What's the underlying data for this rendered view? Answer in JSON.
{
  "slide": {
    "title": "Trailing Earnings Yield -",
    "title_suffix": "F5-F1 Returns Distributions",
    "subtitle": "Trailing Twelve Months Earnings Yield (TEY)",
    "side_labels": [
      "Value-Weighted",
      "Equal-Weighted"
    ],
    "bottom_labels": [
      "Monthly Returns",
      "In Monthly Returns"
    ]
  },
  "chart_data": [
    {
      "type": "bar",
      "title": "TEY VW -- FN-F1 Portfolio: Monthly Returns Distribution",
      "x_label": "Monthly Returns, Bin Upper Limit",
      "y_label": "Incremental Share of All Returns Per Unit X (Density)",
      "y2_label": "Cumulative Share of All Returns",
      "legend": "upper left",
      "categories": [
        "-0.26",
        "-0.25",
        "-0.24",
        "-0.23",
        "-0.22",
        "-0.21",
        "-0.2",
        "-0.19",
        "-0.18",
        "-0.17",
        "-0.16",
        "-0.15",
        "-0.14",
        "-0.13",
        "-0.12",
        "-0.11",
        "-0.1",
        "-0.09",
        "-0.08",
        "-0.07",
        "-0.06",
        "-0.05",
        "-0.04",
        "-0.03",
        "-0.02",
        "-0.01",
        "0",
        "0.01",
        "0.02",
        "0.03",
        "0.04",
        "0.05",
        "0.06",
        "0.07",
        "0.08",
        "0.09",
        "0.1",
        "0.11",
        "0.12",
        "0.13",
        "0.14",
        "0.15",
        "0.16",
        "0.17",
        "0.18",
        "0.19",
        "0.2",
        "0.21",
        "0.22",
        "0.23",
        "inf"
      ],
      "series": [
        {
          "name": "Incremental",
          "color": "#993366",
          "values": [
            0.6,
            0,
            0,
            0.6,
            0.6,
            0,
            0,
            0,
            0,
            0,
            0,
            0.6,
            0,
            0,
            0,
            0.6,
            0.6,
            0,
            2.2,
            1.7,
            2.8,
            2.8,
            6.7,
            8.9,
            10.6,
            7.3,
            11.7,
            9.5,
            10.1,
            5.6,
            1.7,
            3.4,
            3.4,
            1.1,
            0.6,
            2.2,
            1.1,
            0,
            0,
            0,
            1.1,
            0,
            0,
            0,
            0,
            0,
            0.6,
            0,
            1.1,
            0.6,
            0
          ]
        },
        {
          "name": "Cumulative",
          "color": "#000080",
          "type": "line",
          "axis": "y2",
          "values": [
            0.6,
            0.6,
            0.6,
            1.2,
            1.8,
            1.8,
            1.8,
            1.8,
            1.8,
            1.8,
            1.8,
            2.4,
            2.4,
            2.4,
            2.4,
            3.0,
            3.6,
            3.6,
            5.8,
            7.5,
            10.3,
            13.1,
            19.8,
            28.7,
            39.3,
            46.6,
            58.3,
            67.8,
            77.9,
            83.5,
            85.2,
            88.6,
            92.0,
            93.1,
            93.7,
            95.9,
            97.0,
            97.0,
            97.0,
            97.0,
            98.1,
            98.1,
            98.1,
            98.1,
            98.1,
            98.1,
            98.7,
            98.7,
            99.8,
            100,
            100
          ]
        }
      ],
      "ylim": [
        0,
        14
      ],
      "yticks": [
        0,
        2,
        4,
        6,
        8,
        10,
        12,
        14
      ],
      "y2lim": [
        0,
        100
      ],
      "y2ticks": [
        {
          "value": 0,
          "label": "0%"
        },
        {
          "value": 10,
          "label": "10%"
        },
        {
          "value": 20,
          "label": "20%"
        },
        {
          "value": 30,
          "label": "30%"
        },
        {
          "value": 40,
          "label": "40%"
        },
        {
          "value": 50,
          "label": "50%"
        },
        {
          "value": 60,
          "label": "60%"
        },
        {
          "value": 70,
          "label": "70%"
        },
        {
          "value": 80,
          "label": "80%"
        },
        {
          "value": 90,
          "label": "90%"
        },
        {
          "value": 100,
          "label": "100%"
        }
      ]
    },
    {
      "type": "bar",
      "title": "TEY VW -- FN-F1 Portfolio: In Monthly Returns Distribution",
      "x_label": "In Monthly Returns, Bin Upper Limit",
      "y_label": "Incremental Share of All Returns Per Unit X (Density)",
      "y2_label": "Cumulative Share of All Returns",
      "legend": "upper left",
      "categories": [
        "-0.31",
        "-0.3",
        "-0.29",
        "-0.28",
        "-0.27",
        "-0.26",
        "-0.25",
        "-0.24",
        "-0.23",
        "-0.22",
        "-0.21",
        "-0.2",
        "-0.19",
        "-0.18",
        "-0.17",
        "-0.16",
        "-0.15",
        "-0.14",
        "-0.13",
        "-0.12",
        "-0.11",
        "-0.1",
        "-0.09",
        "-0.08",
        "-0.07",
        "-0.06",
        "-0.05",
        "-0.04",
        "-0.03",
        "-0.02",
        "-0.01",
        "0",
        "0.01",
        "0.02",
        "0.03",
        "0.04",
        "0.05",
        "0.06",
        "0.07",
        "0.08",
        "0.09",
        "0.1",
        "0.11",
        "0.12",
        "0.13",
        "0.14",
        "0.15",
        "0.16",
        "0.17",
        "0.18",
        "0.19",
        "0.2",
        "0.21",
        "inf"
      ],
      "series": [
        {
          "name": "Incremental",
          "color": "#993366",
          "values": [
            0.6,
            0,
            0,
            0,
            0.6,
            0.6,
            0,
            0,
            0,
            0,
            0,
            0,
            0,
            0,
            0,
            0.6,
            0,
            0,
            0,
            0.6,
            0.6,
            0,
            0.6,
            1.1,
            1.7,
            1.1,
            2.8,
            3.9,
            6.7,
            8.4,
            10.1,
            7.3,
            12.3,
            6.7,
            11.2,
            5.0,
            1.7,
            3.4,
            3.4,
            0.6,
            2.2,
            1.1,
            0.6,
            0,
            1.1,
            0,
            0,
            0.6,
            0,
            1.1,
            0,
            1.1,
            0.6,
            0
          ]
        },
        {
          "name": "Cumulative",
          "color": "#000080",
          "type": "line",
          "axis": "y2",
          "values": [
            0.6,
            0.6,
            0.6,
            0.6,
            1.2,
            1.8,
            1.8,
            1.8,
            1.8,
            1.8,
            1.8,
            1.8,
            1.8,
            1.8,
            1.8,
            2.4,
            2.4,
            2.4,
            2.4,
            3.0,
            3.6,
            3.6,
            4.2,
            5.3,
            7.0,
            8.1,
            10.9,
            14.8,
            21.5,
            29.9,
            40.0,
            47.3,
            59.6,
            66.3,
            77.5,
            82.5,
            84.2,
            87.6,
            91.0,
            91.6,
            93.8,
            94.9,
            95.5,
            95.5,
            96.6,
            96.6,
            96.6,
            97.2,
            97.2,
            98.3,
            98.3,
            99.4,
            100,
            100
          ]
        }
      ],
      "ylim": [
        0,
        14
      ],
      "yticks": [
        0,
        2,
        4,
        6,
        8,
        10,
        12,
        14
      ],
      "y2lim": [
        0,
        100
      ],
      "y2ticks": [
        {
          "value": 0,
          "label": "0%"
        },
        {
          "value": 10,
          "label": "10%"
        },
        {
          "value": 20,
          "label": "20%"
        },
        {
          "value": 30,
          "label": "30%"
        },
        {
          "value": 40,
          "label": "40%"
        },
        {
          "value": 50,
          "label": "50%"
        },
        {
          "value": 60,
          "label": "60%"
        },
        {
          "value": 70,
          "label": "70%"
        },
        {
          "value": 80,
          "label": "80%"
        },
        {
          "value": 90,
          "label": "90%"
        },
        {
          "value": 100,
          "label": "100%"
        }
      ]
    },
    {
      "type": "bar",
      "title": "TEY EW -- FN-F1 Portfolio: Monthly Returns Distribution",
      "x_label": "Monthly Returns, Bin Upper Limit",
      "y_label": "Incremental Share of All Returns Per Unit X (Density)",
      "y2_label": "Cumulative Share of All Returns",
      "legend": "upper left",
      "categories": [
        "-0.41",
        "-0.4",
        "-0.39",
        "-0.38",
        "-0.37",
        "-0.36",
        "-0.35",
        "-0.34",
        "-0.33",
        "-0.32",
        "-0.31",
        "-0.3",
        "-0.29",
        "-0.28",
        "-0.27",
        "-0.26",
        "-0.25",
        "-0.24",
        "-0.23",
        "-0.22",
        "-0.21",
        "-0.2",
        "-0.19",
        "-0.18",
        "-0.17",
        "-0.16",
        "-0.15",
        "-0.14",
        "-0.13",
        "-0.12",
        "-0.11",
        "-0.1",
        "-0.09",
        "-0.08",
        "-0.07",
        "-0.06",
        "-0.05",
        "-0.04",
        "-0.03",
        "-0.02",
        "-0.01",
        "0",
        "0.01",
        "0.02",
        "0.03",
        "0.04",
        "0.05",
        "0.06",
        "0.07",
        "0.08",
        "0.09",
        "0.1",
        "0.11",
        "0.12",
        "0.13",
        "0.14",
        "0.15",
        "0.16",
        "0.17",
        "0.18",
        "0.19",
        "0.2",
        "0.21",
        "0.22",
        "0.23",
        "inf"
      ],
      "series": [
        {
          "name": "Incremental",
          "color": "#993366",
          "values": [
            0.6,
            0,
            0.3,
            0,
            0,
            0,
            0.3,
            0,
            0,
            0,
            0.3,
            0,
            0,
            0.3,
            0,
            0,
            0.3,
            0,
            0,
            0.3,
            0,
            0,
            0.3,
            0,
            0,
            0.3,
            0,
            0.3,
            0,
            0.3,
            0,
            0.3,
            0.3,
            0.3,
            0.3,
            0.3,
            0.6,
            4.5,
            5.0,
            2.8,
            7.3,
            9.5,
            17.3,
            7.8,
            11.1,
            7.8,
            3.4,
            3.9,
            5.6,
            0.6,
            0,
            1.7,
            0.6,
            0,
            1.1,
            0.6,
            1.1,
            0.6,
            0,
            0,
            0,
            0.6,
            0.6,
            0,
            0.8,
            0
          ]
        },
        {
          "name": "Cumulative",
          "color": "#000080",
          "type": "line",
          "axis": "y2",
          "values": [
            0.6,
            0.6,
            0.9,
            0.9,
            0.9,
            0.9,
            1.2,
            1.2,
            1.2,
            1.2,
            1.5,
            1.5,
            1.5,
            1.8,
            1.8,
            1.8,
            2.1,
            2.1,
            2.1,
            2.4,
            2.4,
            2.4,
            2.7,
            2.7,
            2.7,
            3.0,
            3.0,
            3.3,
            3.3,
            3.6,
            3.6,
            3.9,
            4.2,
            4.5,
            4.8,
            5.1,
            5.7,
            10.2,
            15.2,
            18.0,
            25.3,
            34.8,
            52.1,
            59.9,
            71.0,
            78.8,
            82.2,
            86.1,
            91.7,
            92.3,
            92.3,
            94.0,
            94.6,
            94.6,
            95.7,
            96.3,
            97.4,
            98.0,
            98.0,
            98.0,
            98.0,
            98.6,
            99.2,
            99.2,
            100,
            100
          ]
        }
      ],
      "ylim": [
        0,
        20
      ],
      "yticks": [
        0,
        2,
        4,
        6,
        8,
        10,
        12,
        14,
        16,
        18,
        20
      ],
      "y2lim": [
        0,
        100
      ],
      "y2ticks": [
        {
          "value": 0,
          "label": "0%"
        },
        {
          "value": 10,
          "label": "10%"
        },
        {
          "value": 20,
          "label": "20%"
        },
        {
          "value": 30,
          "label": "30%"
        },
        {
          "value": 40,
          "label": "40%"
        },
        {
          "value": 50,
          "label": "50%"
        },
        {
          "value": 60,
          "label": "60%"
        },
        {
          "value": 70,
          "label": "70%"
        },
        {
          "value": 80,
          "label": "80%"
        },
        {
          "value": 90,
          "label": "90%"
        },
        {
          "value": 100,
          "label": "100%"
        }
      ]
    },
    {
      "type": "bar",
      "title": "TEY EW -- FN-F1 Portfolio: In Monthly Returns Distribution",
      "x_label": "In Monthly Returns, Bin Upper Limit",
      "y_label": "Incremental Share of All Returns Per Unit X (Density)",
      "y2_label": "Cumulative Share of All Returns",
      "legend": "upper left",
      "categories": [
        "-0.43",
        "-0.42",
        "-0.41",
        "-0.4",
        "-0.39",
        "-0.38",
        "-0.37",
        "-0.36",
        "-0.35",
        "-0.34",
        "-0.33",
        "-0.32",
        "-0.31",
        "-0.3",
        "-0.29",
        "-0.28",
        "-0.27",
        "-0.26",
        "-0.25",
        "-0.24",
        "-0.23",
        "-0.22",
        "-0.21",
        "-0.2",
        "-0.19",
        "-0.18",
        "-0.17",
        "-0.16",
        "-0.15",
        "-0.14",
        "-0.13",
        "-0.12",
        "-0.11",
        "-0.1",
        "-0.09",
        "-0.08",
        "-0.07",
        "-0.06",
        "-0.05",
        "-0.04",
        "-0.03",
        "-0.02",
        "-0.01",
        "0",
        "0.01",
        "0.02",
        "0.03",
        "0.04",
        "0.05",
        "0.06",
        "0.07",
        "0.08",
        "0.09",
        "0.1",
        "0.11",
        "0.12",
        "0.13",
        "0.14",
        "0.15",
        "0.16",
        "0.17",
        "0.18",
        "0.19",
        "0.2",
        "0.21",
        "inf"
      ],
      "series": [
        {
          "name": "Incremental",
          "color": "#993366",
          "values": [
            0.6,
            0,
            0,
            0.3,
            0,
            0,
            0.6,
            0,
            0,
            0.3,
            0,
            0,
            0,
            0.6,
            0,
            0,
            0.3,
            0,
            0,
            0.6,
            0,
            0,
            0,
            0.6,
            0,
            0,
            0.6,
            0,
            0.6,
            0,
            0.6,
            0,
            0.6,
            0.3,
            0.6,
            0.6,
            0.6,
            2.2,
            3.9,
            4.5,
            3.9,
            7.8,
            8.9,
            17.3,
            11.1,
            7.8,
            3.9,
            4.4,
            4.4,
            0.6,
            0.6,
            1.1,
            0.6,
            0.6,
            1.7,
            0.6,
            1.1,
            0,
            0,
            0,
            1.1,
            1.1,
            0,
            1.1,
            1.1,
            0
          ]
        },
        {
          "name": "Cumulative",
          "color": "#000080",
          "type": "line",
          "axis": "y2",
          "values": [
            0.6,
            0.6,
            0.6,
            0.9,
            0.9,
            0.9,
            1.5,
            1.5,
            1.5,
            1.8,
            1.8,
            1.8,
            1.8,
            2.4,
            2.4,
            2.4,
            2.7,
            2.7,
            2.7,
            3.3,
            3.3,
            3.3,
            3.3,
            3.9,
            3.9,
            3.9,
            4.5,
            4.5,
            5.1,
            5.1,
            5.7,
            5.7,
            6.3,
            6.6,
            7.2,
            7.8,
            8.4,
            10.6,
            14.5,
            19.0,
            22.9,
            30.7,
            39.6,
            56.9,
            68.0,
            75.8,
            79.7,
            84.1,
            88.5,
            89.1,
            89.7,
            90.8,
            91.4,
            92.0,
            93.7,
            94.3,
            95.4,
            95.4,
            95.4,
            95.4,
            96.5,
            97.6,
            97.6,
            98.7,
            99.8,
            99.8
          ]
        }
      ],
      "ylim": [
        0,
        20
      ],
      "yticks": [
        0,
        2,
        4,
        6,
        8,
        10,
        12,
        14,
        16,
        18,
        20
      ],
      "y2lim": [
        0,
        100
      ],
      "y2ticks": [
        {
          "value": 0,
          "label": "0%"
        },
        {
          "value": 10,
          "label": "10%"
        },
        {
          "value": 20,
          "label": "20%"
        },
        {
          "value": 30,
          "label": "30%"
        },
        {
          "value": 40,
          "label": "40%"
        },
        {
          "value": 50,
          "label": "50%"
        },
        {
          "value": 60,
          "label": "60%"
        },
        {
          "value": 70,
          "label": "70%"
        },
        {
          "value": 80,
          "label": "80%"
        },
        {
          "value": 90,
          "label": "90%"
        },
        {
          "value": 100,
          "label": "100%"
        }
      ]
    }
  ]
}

What is asked — Pick out the lines above containing the word "Yield", then copy them.

Written response —
    "title": "Trailing Earnings Yield -",
    "subtitle": "Trailing Twelve Months Earnings Yield (TEY)",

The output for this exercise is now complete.